* **What you need to do**: Your task is to gather the lines below that hold the string "above".

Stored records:
>>>>>

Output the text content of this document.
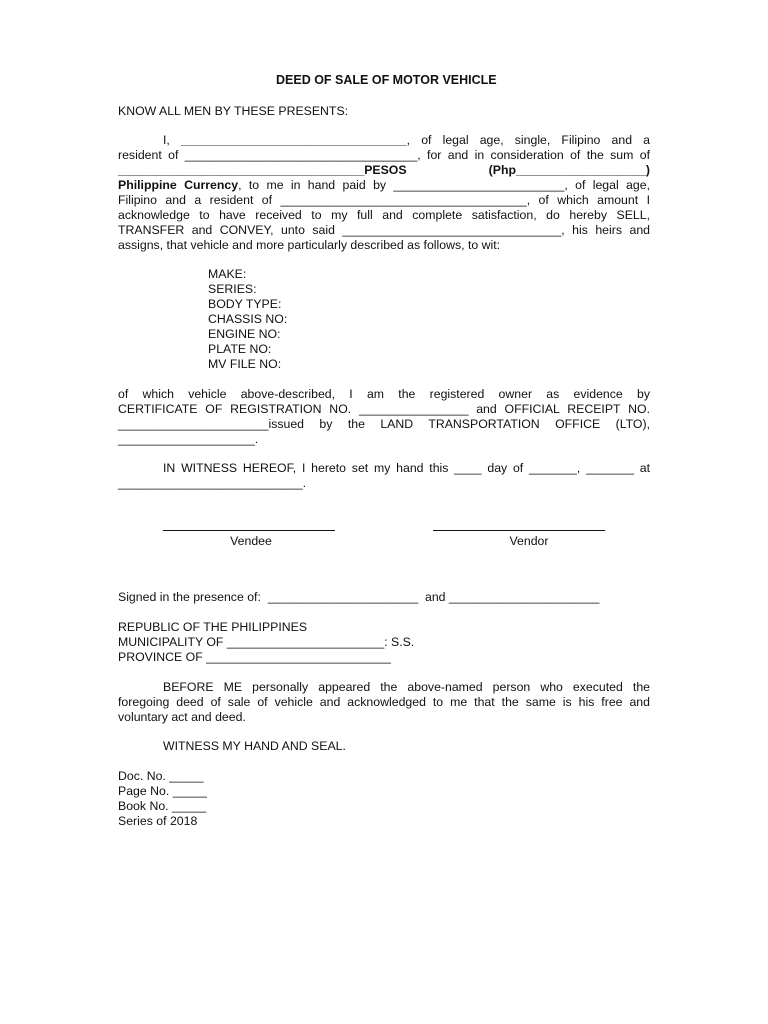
DEED OF SALE OF MOTOR VEHICLE
KNOW ALL MEN BY THESE PRESENTS:
I, _________________________________, of legal age, single, Filipino and a
resident of __________________________________, for and in consideration of the sum of
____________________________________PESOS	(Php___________________)
Philippine Currency, to me in hand paid by _________________________, of legal age,
Filipino and a resident of ____________________________________, of which amount I
acknowledge to have received to my full and complete satisfaction, do hereby SELL,
TRANSFER and CONVEY, unto said ________________________________, his heirs and
assigns, that vehicle and more particularly described as follows, to wit:
MAKE:
SERIES:
BODY TYPE:
CHASSIS NO:
ENGINE NO:
PLATE NO:
MV FILE NO:
of which vehicle above-described, I am the registered owner as evidence by
CERTIFICATE OF REGISTRATION NO. ________________ and OFFICIAL RECEIPT NO.
______________________issued by the LAND TRANSPORTATION OFFICE (LTO),
____________________.
IN WITNESS HEREOF, I hereto set my hand this ____ day of _______, _______ at
___________________________.
Vendee	Vendor
Signed in the presence of:  ______________________  and ______________________
REPUBLIC OF THE PHILIPPINES
MUNICIPALITY OF _______________________: S.S.
PROVINCE OF ___________________________
BEFORE ME personally appeared the above-named person who executed the
foregoing deed of sale of vehicle and acknowledged to me that the same is his free and
voluntary act and deed.
WITNESS MY HAND AND SEAL.
Doc. No. _____
Page No. _____
Book No. _____
Series of 2018
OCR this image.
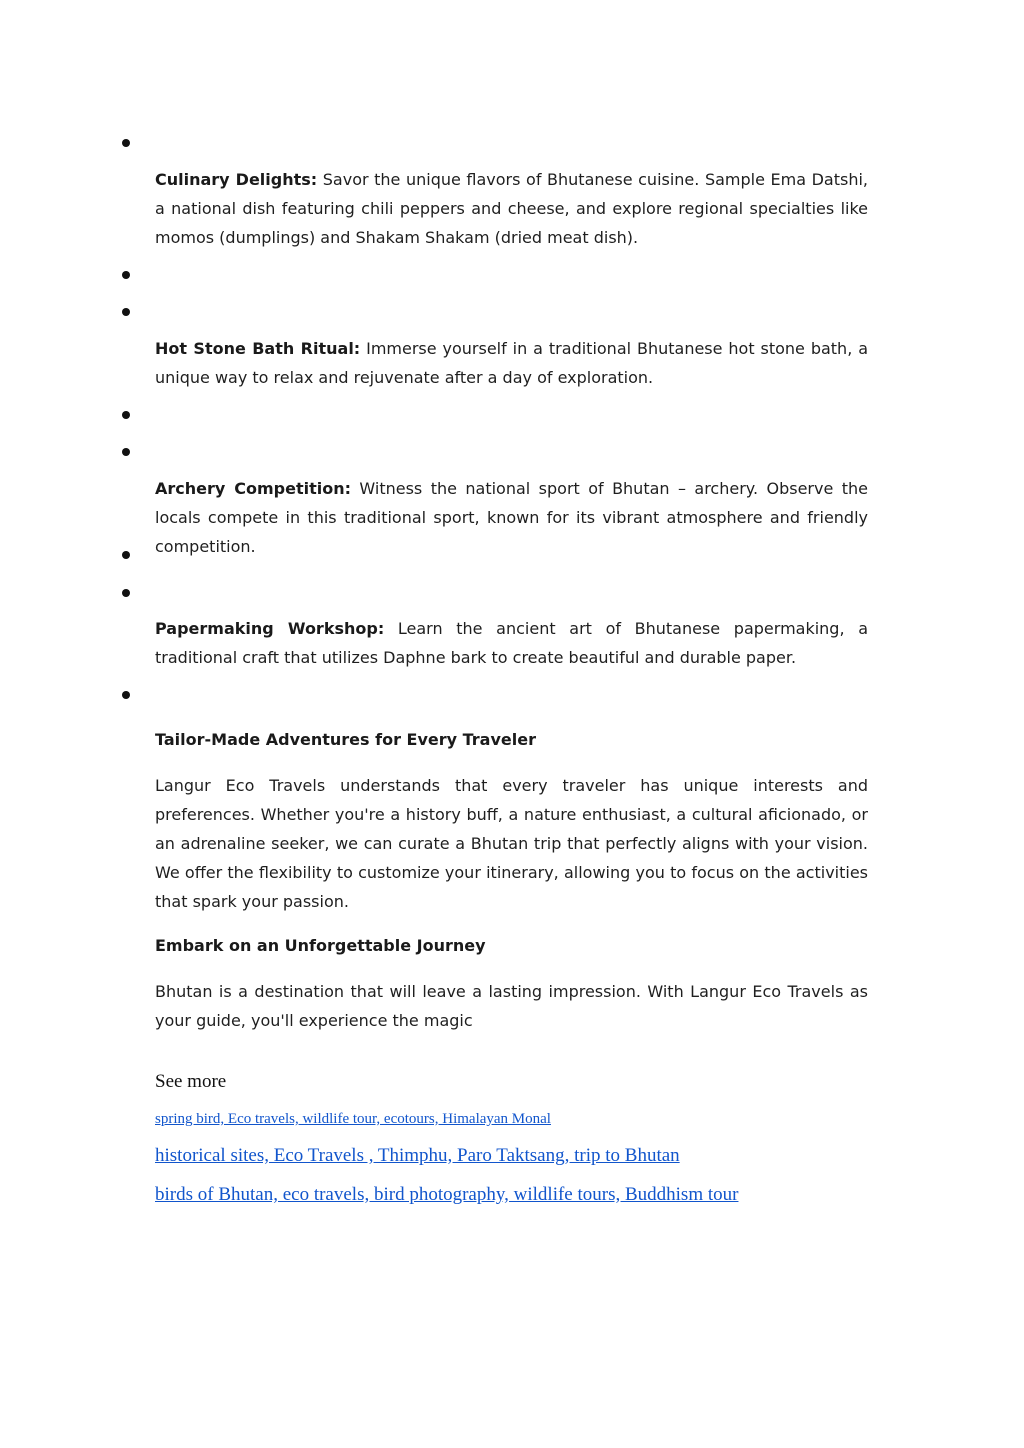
Culinary Delights: Savor the unique flavors of Bhutanese cuisine. Sample Ema Datshi, a national dish featuring chili peppers and cheese, and explore regional specialties like momos (dumplings) and Shakam Shakam (dried meat dish).
Hot Stone Bath Ritual: Immerse yourself in a traditional Bhutanese hot stone bath, a unique way to relax and rejuvenate after a day of exploration.
Archery Competition: Witness the national sport of Bhutan – archery. Observe the locals compete in this traditional sport, known for its vibrant atmosphere and friendly competition.
Papermaking Workshop: Learn the ancient art of Bhutanese papermaking, a traditional craft that utilizes Daphne bark to create beautiful and durable paper.
Tailor-Made Adventures for Every Traveler
Langur Eco Travels understands that every traveler has unique interests and preferences. Whether you're a history buff, a nature enthusiast, a cultural aficionado, or an adrenaline seeker, we can curate a Bhutan trip that perfectly aligns with your vision. We offer the flexibility to customize your itinerary, allowing you to focus on the activities that spark your passion.
Embark on an Unforgettable Journey
Bhutan is a destination that will leave a lasting impression. With Langur Eco Travels as your guide, you'll experience the magic
See more
spring bird, Eco travels, wildlife tour, ecotours, Himalayan Monal
historical sites, Eco Travels , Thimphu, Paro Taktsang, trip to Bhutan
birds of Bhutan, eco travels, bird photography, wildlife tours, Buddhism tour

<<<<<

* **Answer**:
of which vehicle above-described, I am the registered owner as evidence by
BEFORE ME personally appeared the above-named person who executed the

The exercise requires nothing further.